**PROVIDED DATA:**
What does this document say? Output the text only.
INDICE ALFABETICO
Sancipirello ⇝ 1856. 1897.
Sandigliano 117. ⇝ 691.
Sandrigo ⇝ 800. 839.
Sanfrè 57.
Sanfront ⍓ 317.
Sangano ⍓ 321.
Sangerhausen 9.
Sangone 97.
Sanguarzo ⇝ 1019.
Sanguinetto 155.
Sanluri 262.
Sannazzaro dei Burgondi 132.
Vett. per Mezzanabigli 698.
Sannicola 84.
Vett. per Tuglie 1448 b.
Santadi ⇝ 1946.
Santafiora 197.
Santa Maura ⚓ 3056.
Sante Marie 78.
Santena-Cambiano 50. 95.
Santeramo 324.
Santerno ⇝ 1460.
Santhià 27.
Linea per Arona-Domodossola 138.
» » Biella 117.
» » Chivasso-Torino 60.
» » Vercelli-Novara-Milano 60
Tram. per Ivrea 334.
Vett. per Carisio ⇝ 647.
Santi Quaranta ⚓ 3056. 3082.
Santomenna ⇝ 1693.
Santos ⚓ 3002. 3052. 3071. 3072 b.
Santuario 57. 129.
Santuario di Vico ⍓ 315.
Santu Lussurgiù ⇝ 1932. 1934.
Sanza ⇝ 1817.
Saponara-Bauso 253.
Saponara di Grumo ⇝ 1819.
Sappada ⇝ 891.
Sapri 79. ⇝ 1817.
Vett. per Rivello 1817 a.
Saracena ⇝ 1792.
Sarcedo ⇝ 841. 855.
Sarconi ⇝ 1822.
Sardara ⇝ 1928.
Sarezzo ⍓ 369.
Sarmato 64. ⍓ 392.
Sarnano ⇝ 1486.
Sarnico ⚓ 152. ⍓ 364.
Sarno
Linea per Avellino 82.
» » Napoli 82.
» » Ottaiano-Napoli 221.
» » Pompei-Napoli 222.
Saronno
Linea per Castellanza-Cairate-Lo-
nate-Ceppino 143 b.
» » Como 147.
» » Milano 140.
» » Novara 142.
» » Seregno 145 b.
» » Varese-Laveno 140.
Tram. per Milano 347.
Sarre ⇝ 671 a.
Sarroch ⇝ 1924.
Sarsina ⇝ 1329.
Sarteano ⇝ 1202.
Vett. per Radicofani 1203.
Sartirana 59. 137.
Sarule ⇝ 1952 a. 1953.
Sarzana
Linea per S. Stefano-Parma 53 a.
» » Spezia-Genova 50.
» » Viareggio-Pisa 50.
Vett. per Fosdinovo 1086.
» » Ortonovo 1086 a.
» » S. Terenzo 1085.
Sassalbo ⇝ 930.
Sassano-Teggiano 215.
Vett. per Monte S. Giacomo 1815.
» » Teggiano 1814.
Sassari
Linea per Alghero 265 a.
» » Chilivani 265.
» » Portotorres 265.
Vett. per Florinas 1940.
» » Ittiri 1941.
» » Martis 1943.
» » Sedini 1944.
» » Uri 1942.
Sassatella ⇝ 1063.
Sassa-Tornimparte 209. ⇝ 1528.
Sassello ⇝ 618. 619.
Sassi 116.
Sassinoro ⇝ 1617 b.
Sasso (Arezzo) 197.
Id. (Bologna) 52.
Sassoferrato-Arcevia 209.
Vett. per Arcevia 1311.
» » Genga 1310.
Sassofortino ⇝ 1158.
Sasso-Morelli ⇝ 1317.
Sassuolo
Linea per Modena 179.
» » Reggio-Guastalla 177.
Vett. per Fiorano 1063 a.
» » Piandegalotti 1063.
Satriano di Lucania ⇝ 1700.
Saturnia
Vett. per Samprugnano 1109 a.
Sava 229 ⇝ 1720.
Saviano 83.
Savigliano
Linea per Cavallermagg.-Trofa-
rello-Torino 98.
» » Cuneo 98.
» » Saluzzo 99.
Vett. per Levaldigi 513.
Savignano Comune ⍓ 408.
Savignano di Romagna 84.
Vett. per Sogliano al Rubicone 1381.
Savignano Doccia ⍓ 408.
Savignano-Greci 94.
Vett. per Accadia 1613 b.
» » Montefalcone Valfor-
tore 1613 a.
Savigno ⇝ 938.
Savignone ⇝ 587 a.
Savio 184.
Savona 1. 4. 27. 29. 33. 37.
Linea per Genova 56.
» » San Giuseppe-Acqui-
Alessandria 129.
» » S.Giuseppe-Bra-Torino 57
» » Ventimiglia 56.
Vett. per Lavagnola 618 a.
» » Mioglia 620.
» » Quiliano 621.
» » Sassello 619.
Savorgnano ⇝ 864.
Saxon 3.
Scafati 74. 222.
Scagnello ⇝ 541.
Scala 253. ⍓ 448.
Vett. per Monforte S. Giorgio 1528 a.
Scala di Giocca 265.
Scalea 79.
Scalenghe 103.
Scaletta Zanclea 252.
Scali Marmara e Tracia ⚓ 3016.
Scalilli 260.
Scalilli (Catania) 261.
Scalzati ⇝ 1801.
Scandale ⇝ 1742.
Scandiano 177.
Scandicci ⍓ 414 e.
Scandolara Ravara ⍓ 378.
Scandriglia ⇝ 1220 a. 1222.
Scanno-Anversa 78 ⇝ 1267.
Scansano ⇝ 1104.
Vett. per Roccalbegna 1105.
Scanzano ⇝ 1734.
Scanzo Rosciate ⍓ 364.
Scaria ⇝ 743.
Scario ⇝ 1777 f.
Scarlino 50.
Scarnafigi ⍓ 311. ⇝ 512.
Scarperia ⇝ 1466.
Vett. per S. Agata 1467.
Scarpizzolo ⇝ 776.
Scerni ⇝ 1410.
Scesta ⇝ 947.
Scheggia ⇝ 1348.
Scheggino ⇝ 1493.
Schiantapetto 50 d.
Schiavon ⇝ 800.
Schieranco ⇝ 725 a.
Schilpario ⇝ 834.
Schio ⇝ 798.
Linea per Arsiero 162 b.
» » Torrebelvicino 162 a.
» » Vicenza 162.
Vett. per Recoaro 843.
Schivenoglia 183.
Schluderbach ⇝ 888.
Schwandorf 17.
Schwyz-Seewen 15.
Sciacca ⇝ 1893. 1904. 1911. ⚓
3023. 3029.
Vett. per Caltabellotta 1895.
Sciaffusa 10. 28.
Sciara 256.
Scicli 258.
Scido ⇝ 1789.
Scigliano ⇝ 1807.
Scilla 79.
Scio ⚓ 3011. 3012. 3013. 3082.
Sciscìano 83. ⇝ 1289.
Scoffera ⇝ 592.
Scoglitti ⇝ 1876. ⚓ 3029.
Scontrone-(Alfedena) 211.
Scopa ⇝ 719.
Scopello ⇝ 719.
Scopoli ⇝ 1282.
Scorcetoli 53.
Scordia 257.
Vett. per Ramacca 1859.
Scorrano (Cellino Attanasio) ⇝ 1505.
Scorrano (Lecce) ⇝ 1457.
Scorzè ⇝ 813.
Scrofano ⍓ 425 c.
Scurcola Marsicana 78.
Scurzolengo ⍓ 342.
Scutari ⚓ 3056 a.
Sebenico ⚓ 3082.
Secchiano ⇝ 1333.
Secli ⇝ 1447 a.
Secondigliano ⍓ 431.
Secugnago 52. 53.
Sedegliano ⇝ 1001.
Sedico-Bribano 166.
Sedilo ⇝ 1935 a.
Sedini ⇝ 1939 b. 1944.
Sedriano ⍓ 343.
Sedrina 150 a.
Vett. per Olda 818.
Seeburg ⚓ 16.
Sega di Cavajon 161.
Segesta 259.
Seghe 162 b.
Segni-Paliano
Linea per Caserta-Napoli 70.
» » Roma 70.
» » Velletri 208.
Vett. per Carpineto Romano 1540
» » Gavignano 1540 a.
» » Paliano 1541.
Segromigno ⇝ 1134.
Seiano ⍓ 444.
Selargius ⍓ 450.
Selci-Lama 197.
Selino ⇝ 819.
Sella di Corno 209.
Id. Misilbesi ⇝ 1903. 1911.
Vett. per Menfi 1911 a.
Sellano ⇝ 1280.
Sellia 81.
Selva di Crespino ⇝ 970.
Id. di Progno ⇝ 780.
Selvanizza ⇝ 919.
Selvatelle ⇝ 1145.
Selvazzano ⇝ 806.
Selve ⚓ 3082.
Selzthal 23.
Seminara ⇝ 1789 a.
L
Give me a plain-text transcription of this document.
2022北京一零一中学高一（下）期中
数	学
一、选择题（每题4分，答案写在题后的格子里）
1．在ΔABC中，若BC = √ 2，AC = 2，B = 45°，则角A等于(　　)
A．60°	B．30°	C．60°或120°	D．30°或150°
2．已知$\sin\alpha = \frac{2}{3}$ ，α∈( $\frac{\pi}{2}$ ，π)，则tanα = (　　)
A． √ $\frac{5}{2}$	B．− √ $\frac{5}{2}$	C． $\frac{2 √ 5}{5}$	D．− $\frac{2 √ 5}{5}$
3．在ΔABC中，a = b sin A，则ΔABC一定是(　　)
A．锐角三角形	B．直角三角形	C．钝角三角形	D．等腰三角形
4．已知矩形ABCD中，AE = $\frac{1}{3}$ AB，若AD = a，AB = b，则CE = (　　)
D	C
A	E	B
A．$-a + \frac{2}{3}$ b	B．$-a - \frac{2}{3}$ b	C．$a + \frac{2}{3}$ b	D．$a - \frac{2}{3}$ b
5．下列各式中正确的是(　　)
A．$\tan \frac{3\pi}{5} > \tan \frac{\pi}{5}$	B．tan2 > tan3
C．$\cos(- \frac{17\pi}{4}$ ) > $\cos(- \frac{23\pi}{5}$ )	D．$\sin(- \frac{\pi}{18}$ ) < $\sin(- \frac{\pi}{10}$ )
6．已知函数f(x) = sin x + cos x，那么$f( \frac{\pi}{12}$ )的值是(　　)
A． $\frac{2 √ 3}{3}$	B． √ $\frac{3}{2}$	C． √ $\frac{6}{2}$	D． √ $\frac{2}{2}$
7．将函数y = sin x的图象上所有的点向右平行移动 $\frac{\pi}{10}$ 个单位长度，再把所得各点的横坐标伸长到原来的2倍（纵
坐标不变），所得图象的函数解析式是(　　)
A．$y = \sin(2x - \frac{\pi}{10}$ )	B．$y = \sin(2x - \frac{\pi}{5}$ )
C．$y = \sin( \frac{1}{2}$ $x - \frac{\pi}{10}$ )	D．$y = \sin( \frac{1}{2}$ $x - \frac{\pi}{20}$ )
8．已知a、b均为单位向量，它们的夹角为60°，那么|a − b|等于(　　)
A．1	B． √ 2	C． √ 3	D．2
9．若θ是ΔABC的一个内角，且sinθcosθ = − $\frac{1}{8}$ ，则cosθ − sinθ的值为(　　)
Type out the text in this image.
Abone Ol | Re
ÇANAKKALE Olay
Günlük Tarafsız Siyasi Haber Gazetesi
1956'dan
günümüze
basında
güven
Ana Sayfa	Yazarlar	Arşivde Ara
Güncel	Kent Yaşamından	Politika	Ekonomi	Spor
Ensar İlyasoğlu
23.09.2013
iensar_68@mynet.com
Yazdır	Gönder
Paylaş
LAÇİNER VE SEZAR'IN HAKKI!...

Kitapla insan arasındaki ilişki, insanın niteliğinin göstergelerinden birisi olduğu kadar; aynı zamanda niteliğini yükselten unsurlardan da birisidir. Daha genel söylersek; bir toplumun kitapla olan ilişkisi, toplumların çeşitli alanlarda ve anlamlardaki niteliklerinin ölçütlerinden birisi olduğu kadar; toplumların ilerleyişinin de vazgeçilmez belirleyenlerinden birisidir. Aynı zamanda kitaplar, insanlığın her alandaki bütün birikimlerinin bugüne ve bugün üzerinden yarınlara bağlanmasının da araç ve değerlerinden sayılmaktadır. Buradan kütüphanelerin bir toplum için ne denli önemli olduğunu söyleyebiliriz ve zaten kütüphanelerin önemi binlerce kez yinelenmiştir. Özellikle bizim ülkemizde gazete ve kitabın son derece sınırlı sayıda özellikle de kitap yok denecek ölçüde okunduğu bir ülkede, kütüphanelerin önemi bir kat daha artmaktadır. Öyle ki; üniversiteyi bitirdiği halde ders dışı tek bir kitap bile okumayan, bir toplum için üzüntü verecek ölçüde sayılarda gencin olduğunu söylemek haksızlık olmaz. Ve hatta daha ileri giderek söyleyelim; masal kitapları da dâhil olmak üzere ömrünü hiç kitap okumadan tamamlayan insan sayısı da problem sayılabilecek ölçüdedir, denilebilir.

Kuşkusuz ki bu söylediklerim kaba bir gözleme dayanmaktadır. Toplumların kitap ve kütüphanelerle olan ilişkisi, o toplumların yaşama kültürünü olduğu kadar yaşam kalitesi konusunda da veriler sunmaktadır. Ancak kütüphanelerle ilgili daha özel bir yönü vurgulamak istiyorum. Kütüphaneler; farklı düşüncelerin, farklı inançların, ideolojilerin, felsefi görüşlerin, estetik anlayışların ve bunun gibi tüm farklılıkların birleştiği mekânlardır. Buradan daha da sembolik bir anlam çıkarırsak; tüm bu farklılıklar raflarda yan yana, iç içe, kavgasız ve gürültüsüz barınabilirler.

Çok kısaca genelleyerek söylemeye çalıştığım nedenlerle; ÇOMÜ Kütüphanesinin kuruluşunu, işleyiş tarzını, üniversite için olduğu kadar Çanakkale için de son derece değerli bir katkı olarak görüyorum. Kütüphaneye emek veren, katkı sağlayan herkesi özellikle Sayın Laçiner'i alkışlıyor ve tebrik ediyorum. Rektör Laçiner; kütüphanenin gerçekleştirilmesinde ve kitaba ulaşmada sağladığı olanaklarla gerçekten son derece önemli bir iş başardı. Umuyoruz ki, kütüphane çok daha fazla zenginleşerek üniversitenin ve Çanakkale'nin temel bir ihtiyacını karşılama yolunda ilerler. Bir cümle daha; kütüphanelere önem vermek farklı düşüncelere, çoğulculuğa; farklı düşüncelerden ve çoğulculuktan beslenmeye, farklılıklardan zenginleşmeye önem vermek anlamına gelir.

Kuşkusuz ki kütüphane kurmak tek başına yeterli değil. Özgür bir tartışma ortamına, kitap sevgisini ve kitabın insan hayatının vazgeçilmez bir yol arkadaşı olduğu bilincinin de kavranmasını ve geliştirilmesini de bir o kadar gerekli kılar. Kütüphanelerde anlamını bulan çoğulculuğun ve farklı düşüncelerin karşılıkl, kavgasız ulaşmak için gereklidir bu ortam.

**TASK STATEMENT:** Where a line holds "Arcevia", copy it out.

**ANSWER TO THIS PROBLEM:**
Sassoferrato-Arcevia 209.
Vett. per Arcevia 1311.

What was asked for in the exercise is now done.